» **Exercise**: Output, with no changes, the span of lines that opens with the line containing "Serialize everything readable" and closes with the last line.

» **The input**:
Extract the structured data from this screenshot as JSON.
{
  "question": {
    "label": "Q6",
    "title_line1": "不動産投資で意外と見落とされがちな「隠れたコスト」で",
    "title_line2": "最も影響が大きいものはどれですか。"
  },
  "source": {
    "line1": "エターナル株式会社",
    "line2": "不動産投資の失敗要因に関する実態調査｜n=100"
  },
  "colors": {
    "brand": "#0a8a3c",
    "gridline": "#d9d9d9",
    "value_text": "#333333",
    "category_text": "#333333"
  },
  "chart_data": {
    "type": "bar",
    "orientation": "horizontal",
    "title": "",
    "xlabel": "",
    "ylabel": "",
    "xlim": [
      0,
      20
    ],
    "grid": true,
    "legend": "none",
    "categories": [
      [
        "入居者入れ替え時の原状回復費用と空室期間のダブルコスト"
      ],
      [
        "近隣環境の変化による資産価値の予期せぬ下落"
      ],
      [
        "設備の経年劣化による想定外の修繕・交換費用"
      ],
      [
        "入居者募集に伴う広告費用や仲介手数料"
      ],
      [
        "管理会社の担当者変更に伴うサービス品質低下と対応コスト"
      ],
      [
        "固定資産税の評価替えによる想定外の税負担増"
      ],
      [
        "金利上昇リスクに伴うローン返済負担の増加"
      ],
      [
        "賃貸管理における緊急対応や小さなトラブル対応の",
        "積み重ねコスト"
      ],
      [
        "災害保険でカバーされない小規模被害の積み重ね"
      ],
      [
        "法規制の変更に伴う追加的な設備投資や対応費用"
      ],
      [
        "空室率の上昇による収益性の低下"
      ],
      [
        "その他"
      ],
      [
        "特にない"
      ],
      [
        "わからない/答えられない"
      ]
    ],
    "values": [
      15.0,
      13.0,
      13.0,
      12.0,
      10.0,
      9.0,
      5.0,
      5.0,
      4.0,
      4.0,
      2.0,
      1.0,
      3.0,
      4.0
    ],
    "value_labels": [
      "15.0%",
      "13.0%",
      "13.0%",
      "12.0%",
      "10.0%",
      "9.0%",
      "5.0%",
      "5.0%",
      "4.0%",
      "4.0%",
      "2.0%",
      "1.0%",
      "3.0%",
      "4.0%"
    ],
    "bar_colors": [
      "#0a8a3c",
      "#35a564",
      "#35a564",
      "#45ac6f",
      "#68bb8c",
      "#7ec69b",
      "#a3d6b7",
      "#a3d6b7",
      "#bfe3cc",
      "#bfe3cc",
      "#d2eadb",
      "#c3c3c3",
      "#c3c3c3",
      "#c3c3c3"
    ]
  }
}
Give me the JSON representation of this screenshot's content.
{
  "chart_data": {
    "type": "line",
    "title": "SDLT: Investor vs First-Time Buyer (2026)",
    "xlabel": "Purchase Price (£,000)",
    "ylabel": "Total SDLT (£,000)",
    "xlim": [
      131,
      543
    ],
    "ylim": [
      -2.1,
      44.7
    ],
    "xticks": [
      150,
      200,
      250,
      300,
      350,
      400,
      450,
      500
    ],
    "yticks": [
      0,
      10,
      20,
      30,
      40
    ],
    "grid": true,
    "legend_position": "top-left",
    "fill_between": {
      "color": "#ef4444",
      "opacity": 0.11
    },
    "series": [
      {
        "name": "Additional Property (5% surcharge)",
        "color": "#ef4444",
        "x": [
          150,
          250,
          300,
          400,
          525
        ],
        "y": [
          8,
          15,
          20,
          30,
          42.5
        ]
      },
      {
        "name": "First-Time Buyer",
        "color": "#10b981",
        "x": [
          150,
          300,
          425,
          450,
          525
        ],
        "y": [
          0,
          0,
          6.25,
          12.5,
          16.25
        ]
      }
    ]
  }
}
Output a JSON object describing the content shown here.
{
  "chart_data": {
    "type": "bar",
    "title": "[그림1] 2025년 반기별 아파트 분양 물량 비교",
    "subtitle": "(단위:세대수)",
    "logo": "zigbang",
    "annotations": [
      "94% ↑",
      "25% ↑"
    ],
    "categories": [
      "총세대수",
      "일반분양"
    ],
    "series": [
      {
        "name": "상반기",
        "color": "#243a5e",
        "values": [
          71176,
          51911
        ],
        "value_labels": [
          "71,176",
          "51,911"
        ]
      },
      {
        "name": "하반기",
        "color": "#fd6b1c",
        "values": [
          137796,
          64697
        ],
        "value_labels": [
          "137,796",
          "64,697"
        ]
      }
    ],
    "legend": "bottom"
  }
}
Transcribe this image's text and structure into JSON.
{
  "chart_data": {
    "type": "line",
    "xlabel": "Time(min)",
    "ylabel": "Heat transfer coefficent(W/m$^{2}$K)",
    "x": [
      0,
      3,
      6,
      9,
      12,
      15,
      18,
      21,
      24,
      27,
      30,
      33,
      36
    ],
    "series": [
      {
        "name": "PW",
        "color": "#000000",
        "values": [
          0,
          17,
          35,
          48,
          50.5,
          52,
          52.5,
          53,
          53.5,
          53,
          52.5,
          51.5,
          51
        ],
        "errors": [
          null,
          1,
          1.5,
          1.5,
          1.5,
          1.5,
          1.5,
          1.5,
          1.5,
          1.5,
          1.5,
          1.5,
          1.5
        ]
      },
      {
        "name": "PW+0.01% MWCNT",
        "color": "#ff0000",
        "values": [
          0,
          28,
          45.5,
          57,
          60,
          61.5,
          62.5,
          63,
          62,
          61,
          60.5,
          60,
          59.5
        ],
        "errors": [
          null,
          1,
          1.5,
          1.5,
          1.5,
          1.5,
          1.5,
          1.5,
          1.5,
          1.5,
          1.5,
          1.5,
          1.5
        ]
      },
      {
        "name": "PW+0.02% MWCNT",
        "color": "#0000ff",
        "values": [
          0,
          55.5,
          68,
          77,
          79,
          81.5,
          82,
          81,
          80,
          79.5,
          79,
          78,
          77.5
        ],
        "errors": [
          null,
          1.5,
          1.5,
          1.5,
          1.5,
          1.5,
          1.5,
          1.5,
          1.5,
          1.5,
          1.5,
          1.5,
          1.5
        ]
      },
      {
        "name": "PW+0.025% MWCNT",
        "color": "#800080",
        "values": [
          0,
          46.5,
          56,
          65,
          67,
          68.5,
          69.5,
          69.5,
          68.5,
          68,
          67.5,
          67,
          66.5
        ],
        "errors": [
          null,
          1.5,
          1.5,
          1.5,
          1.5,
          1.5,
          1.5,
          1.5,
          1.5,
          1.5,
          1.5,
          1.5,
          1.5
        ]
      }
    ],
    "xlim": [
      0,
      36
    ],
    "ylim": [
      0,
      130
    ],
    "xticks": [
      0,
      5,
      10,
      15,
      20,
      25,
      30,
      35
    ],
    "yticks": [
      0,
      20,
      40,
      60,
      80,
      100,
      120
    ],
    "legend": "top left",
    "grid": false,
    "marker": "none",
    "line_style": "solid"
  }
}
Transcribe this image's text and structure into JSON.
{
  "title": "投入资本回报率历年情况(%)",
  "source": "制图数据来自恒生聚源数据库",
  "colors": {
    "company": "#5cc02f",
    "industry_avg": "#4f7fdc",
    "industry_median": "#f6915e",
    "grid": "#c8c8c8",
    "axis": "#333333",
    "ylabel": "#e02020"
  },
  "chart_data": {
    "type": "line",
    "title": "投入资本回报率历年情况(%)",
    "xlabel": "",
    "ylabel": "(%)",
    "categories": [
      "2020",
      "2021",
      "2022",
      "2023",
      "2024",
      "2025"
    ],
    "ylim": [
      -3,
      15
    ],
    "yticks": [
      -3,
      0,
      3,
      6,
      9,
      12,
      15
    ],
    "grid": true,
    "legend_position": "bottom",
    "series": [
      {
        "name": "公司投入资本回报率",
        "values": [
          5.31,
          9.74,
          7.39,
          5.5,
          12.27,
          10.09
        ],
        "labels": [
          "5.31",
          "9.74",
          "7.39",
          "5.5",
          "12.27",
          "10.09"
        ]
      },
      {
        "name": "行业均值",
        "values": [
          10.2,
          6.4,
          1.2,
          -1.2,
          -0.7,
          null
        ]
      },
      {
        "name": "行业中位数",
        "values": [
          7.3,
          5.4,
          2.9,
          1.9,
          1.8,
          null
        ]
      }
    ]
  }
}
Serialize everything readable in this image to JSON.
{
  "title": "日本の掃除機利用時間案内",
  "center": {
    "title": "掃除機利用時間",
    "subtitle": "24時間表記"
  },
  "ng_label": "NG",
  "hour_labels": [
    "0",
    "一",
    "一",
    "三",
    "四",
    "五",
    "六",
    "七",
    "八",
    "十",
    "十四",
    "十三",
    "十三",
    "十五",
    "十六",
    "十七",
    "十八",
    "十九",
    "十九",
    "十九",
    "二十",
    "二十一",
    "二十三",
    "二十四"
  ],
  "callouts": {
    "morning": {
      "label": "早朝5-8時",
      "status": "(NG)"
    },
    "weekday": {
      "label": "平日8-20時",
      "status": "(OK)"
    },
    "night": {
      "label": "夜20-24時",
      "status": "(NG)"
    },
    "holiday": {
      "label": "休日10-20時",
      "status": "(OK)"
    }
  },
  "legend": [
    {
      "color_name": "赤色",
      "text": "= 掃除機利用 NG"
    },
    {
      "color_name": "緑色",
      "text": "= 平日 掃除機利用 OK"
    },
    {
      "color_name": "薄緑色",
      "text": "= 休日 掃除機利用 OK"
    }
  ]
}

» **Full response**:
Serialize everything readable in this image to JSON.
{
  "title": "日本の掃除機利用時間案内",
  "center": {
    "title": "掃除機利用時間",
    "subtitle": "24時間表記"
  },
  "ng_label": "NG",
  "hour_labels": [
    "0",
    "一",
    "一",
    "三",
    "四",
    "五",
    "六",
    "七",
    "八",
    "十",
    "十四",
    "十三",
    "十三",
    "十五",
    "十六",
    "十七",
    "十八",
    "十九",
    "十九",
    "十九",
    "二十",
    "二十一",
    "二十三",
    "二十四"
  ],
  "callouts": {
    "morning": {
      "label": "早朝5-8時",
      "status": "(NG)"
    },
    "weekday": {
      "label": "平日8-20時",
      "status": "(OK)"
    },
    "night": {
      "label": "夜20-24時",
      "status": "(NG)"
    },
    "holiday": {
      "label": "休日10-20時",
      "status": "(OK)"
    }
  },
  "legend": [
    {
      "color_name": "赤色",
      "text": "= 掃除機利用 NG"
    },
    {
      "color_name": "緑色",
      "text": "= 平日 掃除機利用 OK"
    },
    {
      "color_name": "薄緑色",
      "text": "= 休日 掃除機利用 OK"
    }
  ]
}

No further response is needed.